▸ Raw data:
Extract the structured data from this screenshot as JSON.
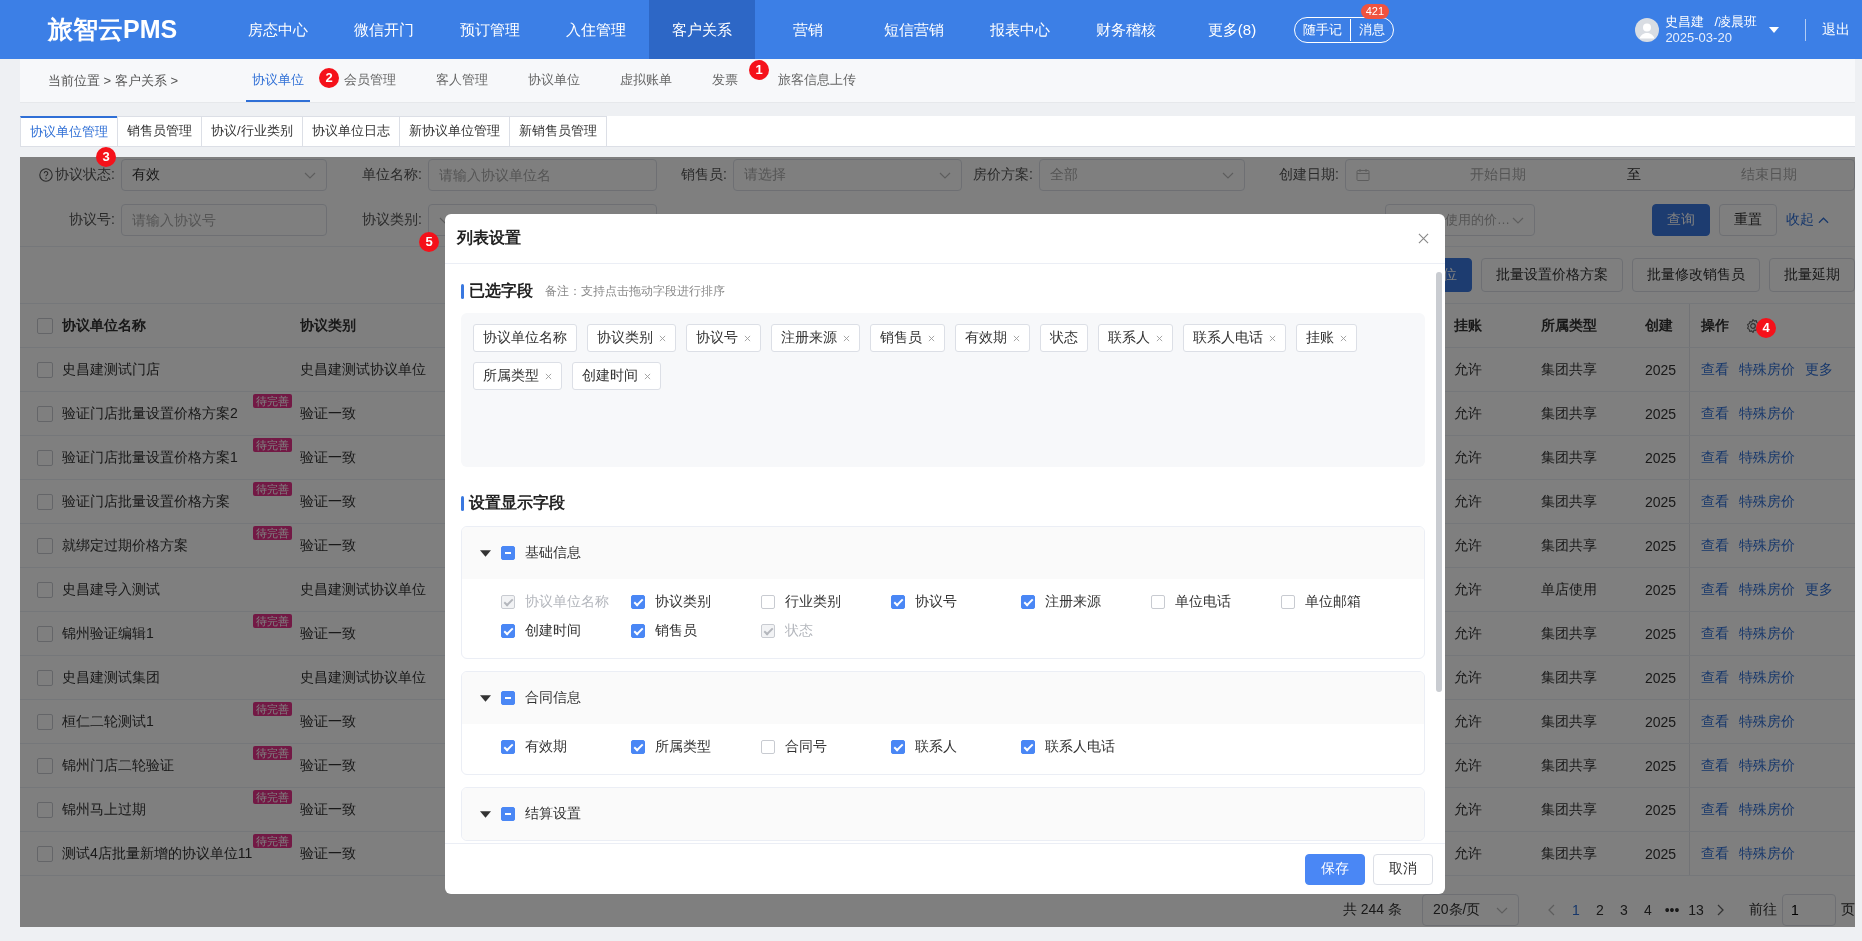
{
  "nav": {
    "logo": "旅智云PMS",
    "items": [
      {
        "label": "房态中心",
        "selected": false
      },
      {
        "label": "微信开门",
        "selected": false
      },
      {
        "label": "预订管理",
        "selected": false
      },
      {
        "label": "入住管理",
        "selected": false
      },
      {
        "label": "客户关系",
        "selected": true
      },
      {
        "label": "营销",
        "selected": false
      },
      {
        "label": "短信营销",
        "selected": false
      },
      {
        "label": "报表中心",
        "selected": false
      },
      {
        "label": "财务稽核",
        "selected": false
      },
      {
        "label": "更多(8)",
        "selected": false
      }
    ],
    "quick_note": "随手记",
    "messages": "消息",
    "message_count": "421",
    "user": {
      "name": "史昌建",
      "shift": "/凌晨班",
      "date": "2025-03-20"
    },
    "logout": "退出"
  },
  "breadcrumb": "当前位置 > 客户关系 >",
  "module_tabs": [
    {
      "label": "协议单位",
      "selected": true
    },
    {
      "label": "会员管理",
      "selected": false
    },
    {
      "label": "客人管理",
      "selected": false
    },
    {
      "label": "协议单位",
      "selected": false
    },
    {
      "label": "虚拟账单",
      "selected": false
    },
    {
      "label": "发票",
      "selected": false
    },
    {
      "label": "旅客信息上传",
      "selected": false
    }
  ],
  "page_tabs": [
    {
      "label": "协议单位管理",
      "selected": true
    },
    {
      "label": "销售员管理",
      "selected": false
    },
    {
      "label": "协议/行业类别",
      "selected": false
    },
    {
      "label": "协议单位日志",
      "selected": false
    },
    {
      "label": "新协议单位管理",
      "selected": false
    },
    {
      "label": "新销售员管理",
      "selected": false
    }
  ],
  "filter_rows": [
    [
      {
        "label": "协议状态:",
        "help": true,
        "kind": "select",
        "value": "有效"
      },
      {
        "label": "单位名称:",
        "kind": "input",
        "placeholder": "请输入协议单位名"
      },
      {
        "label": "销售员:",
        "kind": "select",
        "placeholder": "请选择"
      },
      {
        "label": "房价方案:",
        "kind": "select",
        "placeholder": "全部"
      },
      {
        "label": "创建日期:",
        "kind": "daterange",
        "start_placeholder": "开始日期",
        "separator": "至",
        "end_placeholder": "结束日期"
      }
    ],
    [
      {
        "label": "协议号:",
        "kind": "input",
        "placeholder": "请输入协议号"
      },
      {
        "label": "协议类别:",
        "kind": "select"
      },
      {
        "kind": "select",
        "placeholder": "使用的价…"
      }
    ]
  ],
  "filter_actions": {
    "search": "查询",
    "reset": "重置",
    "collapse": "收起"
  },
  "batch_buttons": [
    {
      "label": "位",
      "primary": true
    },
    {
      "label": "批量设置价格方案",
      "primary": false
    },
    {
      "label": "批量修改销售员",
      "primary": false
    },
    {
      "label": "批量延期",
      "primary": false
    }
  ],
  "table": {
    "all_checked": false,
    "columns": [
      "协议单位名称",
      "协议类别",
      "挂账",
      "所属类型",
      "创建",
      "操作"
    ],
    "rows": [
      {
        "checked": false,
        "name": "史昌建测试门店",
        "type": "史昌建测试协议单位",
        "credit": "允许",
        "scope": "集团共享",
        "created": "2025",
        "actions": [
          "查看",
          "特殊房价",
          "更多"
        ]
      },
      {
        "checked": false,
        "name": "验证门店批量设置价格方案2",
        "tag": "待完善",
        "type": "验证一致",
        "credit": "允许",
        "scope": "集团共享",
        "created": "2025",
        "actions": [
          "查看",
          "特殊房价"
        ]
      },
      {
        "checked": false,
        "name": "验证门店批量设置价格方案1",
        "tag": "待完善",
        "type": "验证一致",
        "credit": "允许",
        "scope": "集团共享",
        "created": "2025",
        "actions": [
          "查看",
          "特殊房价"
        ]
      },
      {
        "checked": false,
        "name": "验证门店批量设置价格方案",
        "tag": "待完善",
        "type": "验证一致",
        "credit": "允许",
        "scope": "集团共享",
        "created": "2025",
        "actions": [
          "查看",
          "特殊房价"
        ]
      },
      {
        "checked": false,
        "name": "就绑定过期价格方案",
        "tag": "待完善",
        "type": "验证一致",
        "credit": "允许",
        "scope": "集团共享",
        "created": "2025",
        "actions": [
          "查看",
          "特殊房价"
        ]
      },
      {
        "checked": false,
        "name": "史昌建导入测试",
        "type": "史昌建测试协议单位",
        "credit": "允许",
        "scope": "单店使用",
        "created": "2025",
        "actions": [
          "查看",
          "特殊房价",
          "更多"
        ]
      },
      {
        "checked": false,
        "name": "锦州验证编辑1",
        "tag": "待完善",
        "type": "验证一致",
        "credit": "允许",
        "scope": "集团共享",
        "created": "2025",
        "actions": [
          "查看",
          "特殊房价"
        ]
      },
      {
        "checked": false,
        "name": "史昌建测试集团",
        "type": "史昌建测试协议单位",
        "credit": "允许",
        "scope": "集团共享",
        "created": "2025",
        "actions": [
          "查看",
          "特殊房价"
        ]
      },
      {
        "checked": false,
        "name": "桓仁二轮测试1",
        "tag": "待完善",
        "type": "验证一致",
        "credit": "允许",
        "scope": "集团共享",
        "created": "2025",
        "actions": [
          "查看",
          "特殊房价"
        ]
      },
      {
        "checked": false,
        "name": "锦州门店二轮验证",
        "tag": "待完善",
        "type": "验证一致",
        "credit": "允许",
        "scope": "集团共享",
        "created": "2025",
        "actions": [
          "查看",
          "特殊房价"
        ]
      },
      {
        "checked": false,
        "name": "锦州马上过期",
        "tag": "待完善",
        "type": "验证一致",
        "credit": "允许",
        "scope": "集团共享",
        "created": "2025",
        "actions": [
          "查看",
          "特殊房价"
        ]
      },
      {
        "checked": false,
        "name": "测试4店批量新增的协议单位11",
        "tag": "待完善",
        "type": "验证一致",
        "credit": "允许",
        "scope": "集团共享",
        "created": "2025",
        "actions": [
          "查看",
          "特殊房价"
        ]
      }
    ]
  },
  "pagination": {
    "total": "共 244 条",
    "page_size": "20条/页",
    "pages": [
      {
        "label": "1",
        "selected": true
      },
      {
        "label": "2",
        "selected": false
      },
      {
        "label": "3",
        "selected": false
      },
      {
        "label": "4",
        "selected": false
      },
      {
        "label": "•••",
        "selected": false
      },
      {
        "label": "13",
        "selected": false
      }
    ],
    "goto": "前往",
    "goto_value": "1",
    "page_suffix": "页"
  },
  "modal": {
    "title": "列表设置",
    "selected_title": "已选字段",
    "selected_note": "备注：支持点击拖动字段进行排序",
    "chips": [
      {
        "label": "协议单位名称",
        "removable": false
      },
      {
        "label": "协议类别",
        "removable": true
      },
      {
        "label": "协议号",
        "removable": true
      },
      {
        "label": "注册来源",
        "removable": true
      },
      {
        "label": "销售员",
        "removable": true
      },
      {
        "label": "有效期",
        "removable": true
      },
      {
        "label": "状态",
        "removable": false
      },
      {
        "label": "联系人",
        "removable": true
      },
      {
        "label": "联系人电话",
        "removable": true
      },
      {
        "label": "挂账",
        "removable": true
      },
      {
        "label": "所属类型",
        "removable": true
      },
      {
        "label": "创建时间",
        "removable": true
      }
    ],
    "display_title": "设置显示字段",
    "groups": [
      {
        "title": "基础信息",
        "expanded": true,
        "indeterminate": true,
        "fields": [
          {
            "label": "协议单位名称",
            "checked": true,
            "disabled": true
          },
          {
            "label": "协议类别",
            "checked": true,
            "disabled": false
          },
          {
            "label": "行业类别",
            "checked": false,
            "disabled": false
          },
          {
            "label": "协议号",
            "checked": true,
            "disabled": false
          },
          {
            "label": "注册来源",
            "checked": true,
            "disabled": false
          },
          {
            "label": "单位电话",
            "checked": false,
            "disabled": false
          },
          {
            "label": "单位邮箱",
            "checked": false,
            "disabled": false
          },
          {
            "label": "创建时间",
            "checked": true,
            "disabled": false
          },
          {
            "label": "销售员",
            "checked": true,
            "disabled": false
          },
          {
            "label": "状态",
            "checked": true,
            "disabled": true
          }
        ]
      },
      {
        "title": "合同信息",
        "expanded": true,
        "indeterminate": true,
        "fields": [
          {
            "label": "有效期",
            "checked": true,
            "disabled": false
          },
          {
            "label": "所属类型",
            "checked": true,
            "disabled": false
          },
          {
            "label": "合同号",
            "checked": false,
            "disabled": false
          },
          {
            "label": "联系人",
            "checked": true,
            "disabled": false
          },
          {
            "label": "联系人电话",
            "checked": true,
            "disabled": false
          }
        ]
      },
      {
        "title": "结算设置",
        "expanded": true,
        "indeterminate": true
      }
    ],
    "buttons": [
      {
        "label": "保存",
        "primary": true
      },
      {
        "label": "取消",
        "primary": false
      }
    ]
  },
  "annotations": [
    {
      "label": "1"
    },
    {
      "label": "2"
    },
    {
      "label": "3"
    },
    {
      "label": "4"
    },
    {
      "label": "5"
    }
  ]
}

▸ What you should do: Pick out and copy the lines of the entries that hold the string "协议类别".

▸ Written solution:
        "label": "协议类别:",
      "协议类别",
        "label": "协议类别",
            "label": "协议类别",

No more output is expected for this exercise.